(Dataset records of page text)
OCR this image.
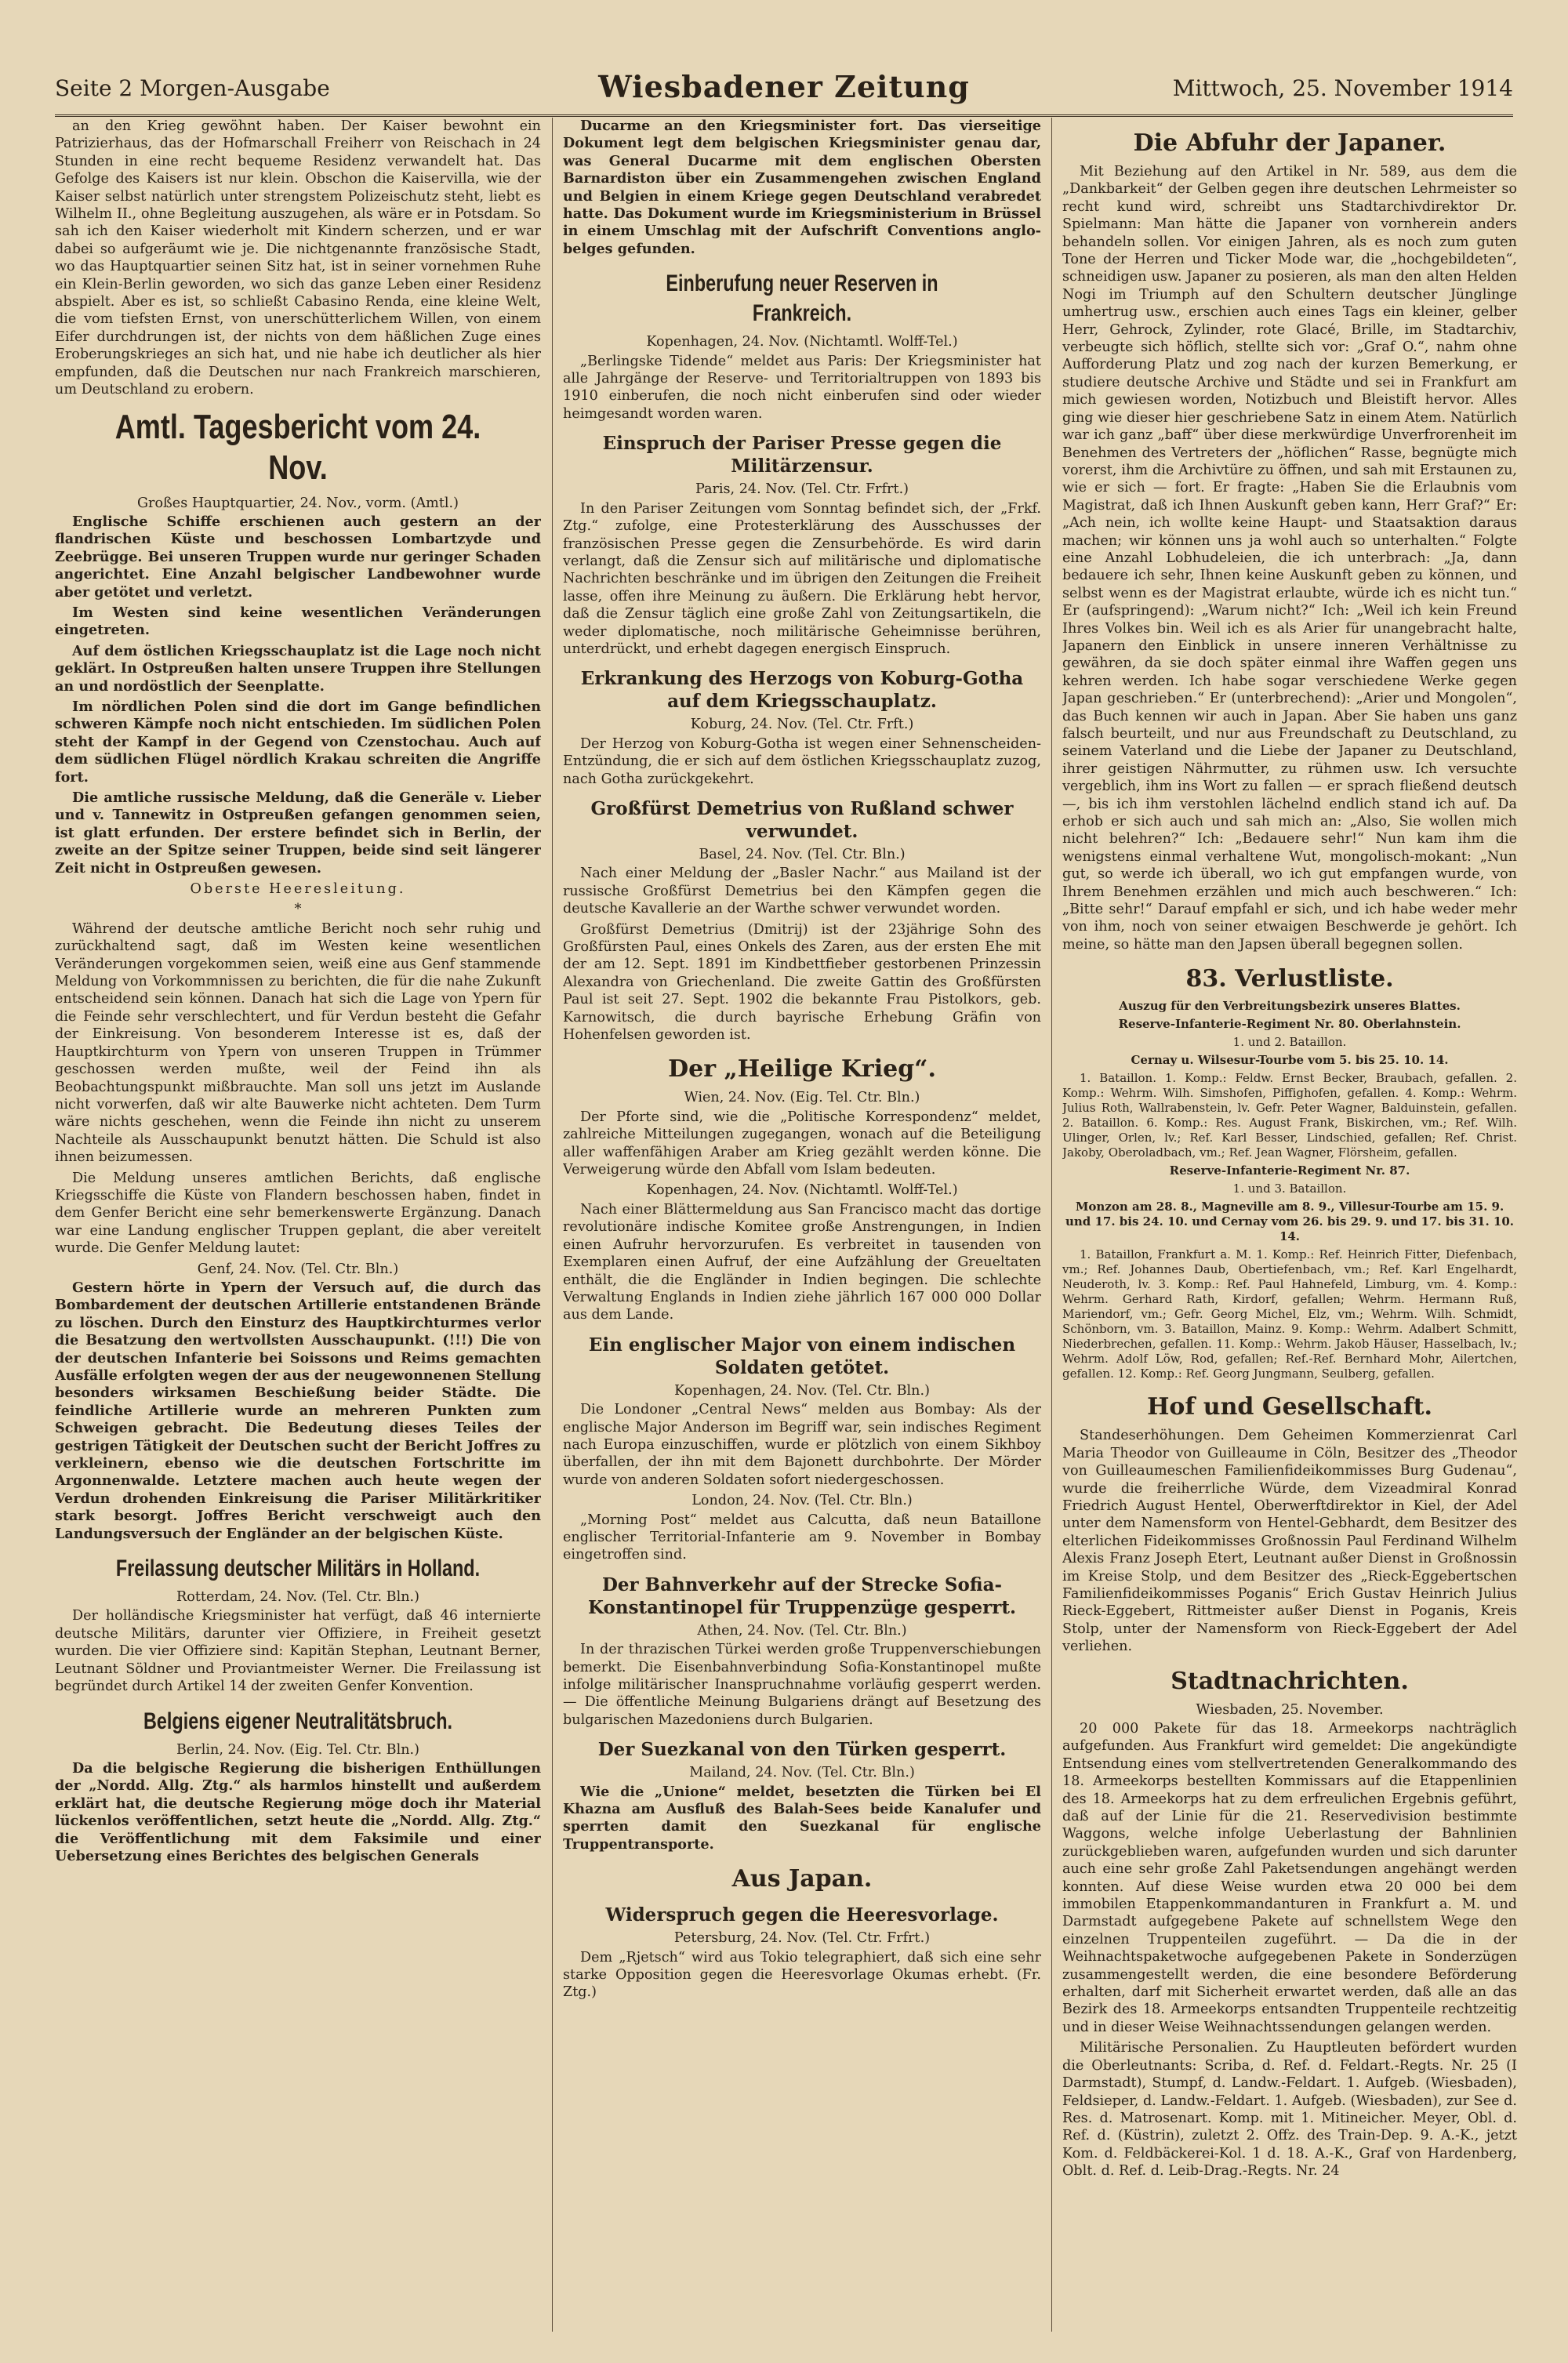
Seite 2 Morgen-Ausgabe	Wiesbadener Zeitung	Mittwoch, 25. November 1914

an den Krieg gewöhnt haben. Der Kaiser bewohnt ein Patrizierhaus, das der Hofmarschall Freiherr von Reischach in 24 Stunden in eine recht bequeme Residenz verwandelt hat. Das Gefolge des Kaisers ist nur klein. Obschon die Kaiservilla, wie der Kaiser selbst natürlich unter strengstem Polizeischutz steht, liebt es Wilhelm II., ohne Begleitung auszugehen, als wäre er in Potsdam. So sah ich den Kaiser wiederholt mit Kindern scherzen, und er war dabei so aufgeräumt wie je. Die nichtgenannte französische Stadt, wo das Hauptquartier seinen Sitz hat, ist in seiner vornehmen Ruhe ein Klein-Berlin geworden, wo sich das ganze Leben einer Residenz abspielt. Aber es ist, so schließt Cabasino Renda, eine kleine Welt, die vom tiefsten Ernst, von unerschütterlichem Willen, von einem Eifer durchdrungen ist, der nichts von dem häßlichen Zuge eines Eroberungskrieges an sich hat, und nie habe ich deutlicher als hier empfunden, daß die Deutschen nur nach Frankreich marschieren, um Deutschland zu erobern.

Amtl. Tagesbericht vom 24. Nov.

Großes Hauptquartier, 24. Nov., vorm. (Amtl.)

Englische Schiffe erschienen auch gestern an der flandrischen Küste und beschossen Lombartzyde und Zeebrügge. Bei unseren Truppen wurde nur geringer Schaden angerichtet. Eine Anzahl belgischer Landbewohner wurde aber getötet und verletzt.

Im Westen sind keine wesentlichen Veränderungen eingetreten.

Auf dem östlichen Kriegsschauplatz ist die Lage noch nicht geklärt. In Ostpreußen halten unsere Truppen ihre Stellungen an und nordöstlich der Seenplatte.

Im nördlichen Polen sind die dort im Gange befindlichen schweren Kämpfe noch nicht entschieden. Im südlichen Polen steht der Kampf in der Gegend von Czenstochau. Auch auf dem südlichen Flügel nördlich Krakau schreiten die Angriffe fort.

Die amtliche russische Meldung, daß die Generäle v. Lieber und v. Tannewitz in Ostpreußen gefangen genommen seien, ist glatt erfunden. Der erstere befindet sich in Berlin, der zweite an der Spitze seiner Truppen, beide sind seit längerer Zeit nicht in Ostpreußen gewesen.

Oberste Heeresleitung.

*

Während der deutsche amtliche Bericht noch sehr ruhig und zurückhaltend sagt, daß im Westen keine wesentlichen Veränderungen vorgekommen seien, weiß eine aus Genf stammende Meldung von Vorkommnissen zu berichten, die für die nahe Zukunft entscheidend sein können. Danach hat sich die Lage von Ypern für die Feinde sehr verschlechtert, und für Verdun besteht die Gefahr der Einkreisung. Von besonderem Interesse ist es, daß der Hauptkirchturm von Ypern von unseren Truppen in Trümmer geschossen werden mußte, weil der Feind ihn als Beobachtungspunkt mißbrauchte. Man soll uns jetzt im Auslande nicht vorwerfen, daß wir alte Bauwerke nicht achteten. Dem Turm wäre nichts geschehen, wenn die Feinde ihn nicht zu unserem Nachteile als Ausschaupunkt benutzt hätten. Die Schuld ist also ihnen beizumessen.

Die Meldung unseres amtlichen Berichts, daß englische Kriegsschiffe die Küste von Flandern beschossen haben, findet in dem Genfer Bericht eine sehr bemerkenswerte Ergänzung. Danach war eine Landung englischer Truppen geplant, die aber vereitelt wurde. Die Genfer Meldung lautet:

Genf, 24. Nov. (Tel. Ctr. Bln.)

Gestern hörte in Ypern der Versuch auf, die durch das Bombardement der deutschen Artillerie entstandenen Brände zu löschen. Durch den Einsturz des Hauptkirchturmes verlor die Besatzung den wertvollsten Ausschaupunkt. (!!!) Die von der deutschen Infanterie bei Soissons und Reims gemachten Ausfälle erfolgten wegen der aus der neugewonnenen Stellung besonders wirksamen Beschießung beider Städte. Die feindliche Artillerie wurde an mehreren Punkten zum Schweigen gebracht. Die Bedeutung dieses Teiles der gestrigen Tätigkeit der Deutschen sucht der Bericht Joffres zu verkleinern, ebenso wie die deutschen Fortschritte im Argonnenwalde. Letztere machen auch heute wegen der Verdun drohenden Einkreisung die Pariser Militärkritiker stark besorgt. Joffres Bericht verschweigt auch den Landungsversuch der Engländer an der belgischen Küste.

Freilassung deutscher Militärs in Holland.

Rotterdam, 24. Nov. (Tel. Ctr. Bln.)

Der holländische Kriegsminister hat verfügt, daß 46 internierte deutsche Militärs, darunter vier Offiziere, in Freiheit gesetzt wurden. Die vier Offiziere sind: Kapitän Stephan, Leutnant Berner, Leutnant Söldner und Proviantmeister Werner. Die Freilassung ist begründet durch Artikel 14 der zweiten Genfer Konvention.

Belgiens eigener Neutralitätsbruch.

Berlin, 24. Nov. (Eig. Tel. Ctr. Bln.)

Da die belgische Regierung die bisherigen Enthüllungen der „Nordd. Allg. Ztg.“ als harmlos hinstellt und außerdem erklärt hat, die deutsche Regierung möge doch ihr Material lückenlos veröffentlichen, setzt heute die „Nordd. Allg. Ztg.“ die Veröffentlichung mit dem Faksimile und einer Uebersetzung eines Berichtes des belgischen Generals

Ducarme an den Kriegsminister fort. Das vierseitige Dokument legt dem belgischen Kriegsminister genau dar, was General Ducarme mit dem englischen Obersten Barnardiston über ein Zusammengehen zwischen England und Belgien in einem Kriege gegen Deutschland verabredet hatte. Das Dokument wurde im Kriegsministerium in Brüssel in einem Umschlag mit der Aufschrift Conventions anglo-belges gefunden.

Einberufung neuer Reserven in Frankreich.

Kopenhagen, 24. Nov. (Nichtamtl. Wolff-Tel.)

„Berlingske Tidende“ meldet aus Paris: Der Kriegsminister hat alle Jahrgänge der Reserve- und Territorialtruppen von 1893 bis 1910 einberufen, die noch nicht einberufen sind oder wieder heimgesandt worden waren.

Einspruch der Pariser Presse gegen die Militärzensur.

Paris, 24. Nov. (Tel. Ctr. Frfrt.)

In den Pariser Zeitungen vom Sonntag befindet sich, der „Frkf. Ztg.“ zufolge, eine Protesterklärung des Ausschusses der französischen Presse gegen die Zensurbehörde. Es wird darin verlangt, daß die Zensur sich auf militärische und diplomatische Nachrichten beschränke und im übrigen den Zeitungen die Freiheit lasse, offen ihre Meinung zu äußern. Die Erklärung hebt hervor, daß die Zensur täglich eine große Zahl von Zeitungsartikeln, die weder diplomatische, noch militärische Geheimnisse berühren, unterdrückt, und erhebt dagegen energisch Einspruch.

Erkrankung des Herzogs von Koburg-Gotha auf dem Kriegsschauplatz.

Koburg, 24. Nov. (Tel. Ctr. Frft.)

Der Herzog von Koburg-Gotha ist wegen einer Sehnenscheiden-Entzündung, die er sich auf dem östlichen Kriegsschauplatz zuzog, nach Gotha zurückgekehrt.

Großfürst Demetrius von Rußland schwer verwundet.

Basel, 24. Nov. (Tel. Ctr. Bln.)

Nach einer Meldung der „Basler Nachr.“ aus Mailand ist der russische Großfürst Demetrius bei den Kämpfen gegen die deutsche Kavallerie an der Warthe schwer verwundet worden.

Großfürst Demetrius (Dmitrij) ist der 23jährige Sohn des Großfürsten Paul, eines Onkels des Zaren, aus der ersten Ehe mit der am 12. Sept. 1891 im Kindbettfieber gestorbenen Prinzessin Alexandra von Griechenland. Die zweite Gattin des Großfürsten Paul ist seit 27. Sept. 1902 die bekannte Frau Pistolkors, geb. Karnowitsch, die durch bayrische Erhebung Gräfin von Hohenfelsen geworden ist.

Der „Heilige Krieg“.

Wien, 24. Nov. (Eig. Tel. Ctr. Bln.)

Der Pforte sind, wie die „Politische Korrespondenz“ meldet, zahlreiche Mitteilungen zugegangen, wonach auf die Beteiligung aller waffenfähigen Araber am Krieg gezählt werden könne. Die Verweigerung würde den Abfall vom Islam bedeuten.

Kopenhagen, 24. Nov. (Nichtamtl. Wolff-Tel.)

Nach einer Blättermeldung aus San Francisco macht das dortige revolutionäre indische Komitee große Anstrengungen, in Indien einen Aufruhr hervorzurufen. Es verbreitet in tausenden von Exemplaren einen Aufruf, der eine Aufzählung der Greueltaten enthält, die die Engländer in Indien begingen. Die schlechte Verwaltung Englands in Indien ziehe jährlich 167 000 000 Dollar aus dem Lande.

Ein englischer Major von einem indischen Soldaten getötet.

Kopenhagen, 24. Nov. (Tel. Ctr. Bln.)

Die Londoner „Central News“ melden aus Bombay: Als der englische Major Anderson im Begriff war, sein indisches Regiment nach Europa einzuschiffen, wurde er plötzlich von einem Sikhboy überfallen, der ihn mit dem Bajonett durchbohrte. Der Mörder wurde von anderen Soldaten sofort niedergeschossen.

London, 24. Nov. (Tel. Ctr. Bln.)

„Morning Post“ meldet aus Calcutta, daß neun Bataillone englischer Territorial-Infanterie am 9. November in Bombay eingetroffen sind.

Der Bahnverkehr auf der Strecke Sofia-Konstantinopel für Truppenzüge gesperrt.

Athen, 24. Nov. (Tel. Ctr. Bln.)

In der thrazischen Türkei werden große Truppenverschiebungen bemerkt. Die Eisenbahnverbindung Sofia-Konstantinopel mußte infolge militärischer Inanspruchnahme vorläufig gesperrt werden. — Die öffentliche Meinung Bulgariens drängt auf Besetzung des bulgarischen Mazedoniens durch Bulgarien.

Der Suezkanal von den Türken gesperrt.

Mailand, 24. Nov. (Tel. Ctr. Bln.)

Wie die „Unione“ meldet, besetzten die Türken bei El Khazna am Ausfluß des Balah-Sees beide Kanalufer und sperrten damit den Suezkanal für englische Truppentransporte.

Aus Japan.
Widerspruch gegen die Heeresvorlage.

Petersburg, 24. Nov. (Tel. Ctr. Frfrt.)

Dem „Rjetsch“ wird aus Tokio telegraphiert, daß sich eine sehr starke Opposition gegen die Heeresvorlage Okumas erhebt. (Fr. Ztg.)

Die Abfuhr der Japaner.

Mit Beziehung auf den Artikel in Nr. 589, aus dem die „Dankbarkeit“ der Gelben gegen ihre deutschen Lehrmeister so recht kund wird, schreibt uns Stadtarchivdirektor Dr. Spielmann: Man hätte die Japaner von vornherein anders behandeln sollen. Vor einigen Jahren, als es noch zum guten Tone der Herren und Ticker Mode war, die „hochgebildeten“, schneidigen usw. Japaner zu posieren, als man den alten Helden Nogi im Triumph auf den Schultern deutscher Jünglinge umhertrug usw., erschien auch eines Tags ein kleiner, gelber Herr, Gehrock, Zylinder, rote Glacé, Brille, im Stadtarchiv, verbeugte sich höflich, stellte sich vor: „Graf O.“, nahm ohne Aufforderung Platz und zog nach der kurzen Bemerkung, er studiere deutsche Archive und Städte und sei in Frankfurt am mich gewiesen worden, Notizbuch und Bleistift hervor. Alles ging wie dieser hier geschriebene Satz in einem Atem. Natürlich war ich ganz „baff“ über diese merkwürdige Unverfrorenheit im Benehmen des Vertreters der „höflichen“ Rasse, begnügte mich vorerst, ihm die Archivtüre zu öffnen, und sah mit Erstaunen zu, wie er sich — fort. Er fragte: „Haben Sie die Erlaubnis vom Magistrat, daß ich Ihnen Auskunft geben kann, Herr Graf?“ Er: „Ach nein, ich wollte keine Haupt- und Staatsaktion daraus machen; wir können uns ja wohl auch so unterhalten.“ Folgte eine Anzahl Lobhudeleien, die ich unterbrach: „Ja, dann bedauere ich sehr, Ihnen keine Auskunft geben zu können, und selbst wenn es der Magistrat erlaubte, würde ich es nicht tun.“ Er (aufspringend): „Warum nicht?“ Ich: „Weil ich kein Freund Ihres Volkes bin. Weil ich es als Arier für unangebracht halte, Japanern den Einblick in unsere inneren Verhältnisse zu gewähren, da sie doch später einmal ihre Waffen gegen uns kehren werden. Ich habe sogar verschiedene Werke gegen Japan geschrieben.“ Er (unterbrechend): „Arier und Mongolen“, das Buch kennen wir auch in Japan. Aber Sie haben uns ganz falsch beurteilt, und nur aus Freundschaft zu Deutschland, zu seinem Vaterland und die Liebe der Japaner zu Deutschland, ihrer geistigen Nährmutter, zu rühmen usw. Ich versuchte vergeblich, ihm ins Wort zu fallen — er sprach fließend deutsch —, bis ich ihm verstohlen lächelnd endlich stand ich auf. Da erhob er sich auch und sah mich an: „Also, Sie wollen mich nicht belehren?“ Ich: „Bedauere sehr!“ Nun kam ihm die wenigstens einmal verhaltene Wut, mongolisch-mokant: „Nun gut, so werde ich überall, wo ich gut empfangen wurde, von Ihrem Benehmen erzählen und mich auch beschweren.“ Ich: „Bitte sehr!“ Darauf empfahl er sich, und ich habe weder mehr von ihm, noch von seiner etwaigen Beschwerde je gehört. Ich meine, so hätte man den Japsen überall begegnen sollen.

83. Verlustliste.

Auszug für den Verbreitungsbezirk unseres Blattes.

Reserve-Infanterie-Regiment Nr. 80. Oberlahnstein.

1. und 2. Bataillon.

Cernay u. Wilsesur-Tourbe vom 5. bis 25. 10. 14.

1. Bataillon. 1. Komp.: Feldw. Ernst Becker, Braubach, gefallen. 2. Komp.: Wehrm. Wilh. Simshofen, Piffighofen, gefallen. 4. Komp.: Wehrm. Julius Roth, Wallrabenstein, lv. Gefr. Peter Wagner, Balduinstein, gefallen. 2. Bataillon. 6. Komp.: Res. August Frank, Biskirchen, vm.; Ref. Wilh. Ulinger, Orlen, lv.; Ref. Karl Besser, Lindschied, gefallen; Ref. Christ. Jakoby, Oberoladbach, vm.; Ref. Jean Wagner, Flörsheim, gefallen.

Reserve-Infanterie-Regiment Nr. 87.

1. und 3. Bataillon.

Monzon am 28. 8., Magneville am 8. 9., Villesur-Tourbe am 15. 9. und 17. bis 24. 10. und Cernay vom 26. bis 29. 9. und 17. bis 31. 10. 14.

1. Bataillon, Frankfurt a. M. 1. Komp.: Ref. Heinrich Fitter, Diefenbach, vm.; Ref. Johannes Daub, Obertiefenbach, vm.; Ref. Karl Engelhardt, Neuderoth, lv. 3. Komp.: Ref. Paul Hahnefeld, Limburg, vm. 4. Komp.: Wehrm. Gerhard Rath, Kirdorf, gefallen; Wehrm. Hermann Ruß, Mariendorf, vm.; Gefr. Georg Michel, Elz, vm.; Wehrm. Wilh. Schmidt, Schönborn, vm. 3. Bataillon, Mainz. 9. Komp.: Wehrm. Adalbert Schmitt, Niederbrechen, gefallen. 11. Komp.: Wehrm. Jakob Häuser, Hasselbach, lv.; Wehrm. Adolf Löw, Rod, gefallen; Ref.-Ref. Bernhard Mohr, Ailertchen, gefallen. 12. Komp.: Ref. Georg Jungmann, Seulberg, gefallen.

Hof und Gesellschaft.

Standeserhöhungen. Dem Geheimen Kommerzienrat Carl Maria Theodor von Guilleaume in Cöln, Besitzer des „Theodor von Guilleaumeschen Familienfideikommisses Burg Gudenau“, wurde die freiherrliche Würde, dem Vizeadmiral Konrad Friedrich August Hentel, Oberwerftdirektor in Kiel, der Adel unter dem Namensform von Hentel-Gebhardt, dem Besitzer des elterlichen Fideikommisses Großnossin Paul Ferdinand Wilhelm Alexis Franz Joseph Etert, Leutnant außer Dienst in Großnossin im Kreise Stolp, und dem Besitzer des „Rieck-Eggebertschen Familienfideikommisses Poganis“ Erich Gustav Heinrich Julius Rieck-Eggebert, Rittmeister außer Dienst in Poganis, Kreis Stolp, unter der Namensform von Rieck-Eggebert der Adel verliehen.

Stadtnachrichten.

Wiesbaden, 25. November.

20 000 Pakete für das 18. Armeekorps nachträglich aufgefunden. Aus Frankfurt wird gemeldet: Die angekündigte Entsendung eines vom stellvertretenden Generalkommando des 18. Armeekorps bestellten Kommissars auf die Etappenlinien des 18. Armeekorps hat zu dem erfreulichen Ergebnis geführt, daß auf der Linie für die 21. Reservedivision bestimmte Waggons, welche infolge Ueberlastung der Bahnlinien zurückgeblieben waren, aufgefunden wurden und sich darunter auch eine sehr große Zahl Paketsendungen angehängt werden konnten. Auf diese Weise wurden etwa 20 000 bei dem immobilen Etappenkommandanturen in Frankfurt a. M. und Darmstadt aufgegebene Pakete auf schnellstem Wege den einzelnen Truppenteilen zugeführt. — Da die in der Weihnachtspaketwoche aufgegebenen Pakete in Sonderzügen zusammengestellt werden, die eine besondere Beförderung erhalten, darf mit Sicherheit erwartet werden, daß alle an das Bezirk des 18. Armeekorps entsandten Truppenteile rechtzeitig und in dieser Weise Weihnachtssendungen gelangen werden.

Militärische Personalien. Zu Hauptleuten befördert wurden die Oberleutnants: Scriba, d. Ref. d. Feldart.-Regts. Nr. 25 (I Darmstadt), Stumpf, d. Landw.-Feldart. 1. Aufgeb. (Wiesbaden), Feldsieper, d. Landw.-Feldart. 1. Aufgeb. (Wiesbaden), zur See d. Res. d. Matrosenart. Komp. mit 1. Mitineicher. Meyer, Obl. d. Ref. d. (Küstrin), zuletzt 2. Offz. des Train-Dep. 9. A.-K., jetzt Kom. d. Feldbäckerei-Kol. 1 d. 18. A.-K., Graf von Hardenberg, Oblt. d. Ref. d. Leib-Drag.-Regts. Nr. 24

Exercise instructions: Using the entries above, return each line that includes the word "Regiment".

Answer to this task:
Die Londoner „Central News“ melden aus Bombay: Als der englische Major Anderson im Begriff war, sein indisches Regiment nach Europa einzuschiffen, wurde er plötzlich von einem Sikhboy überfallen, der ihn mit dem Bajonett durchbohrte. Der Mörder wurde von anderen Soldaten sofort niedergeschossen.
Reserve-Infanterie-Regiment Nr. 80. Oberlahnstein.
Reserve-Infanterie-Regiment Nr. 87.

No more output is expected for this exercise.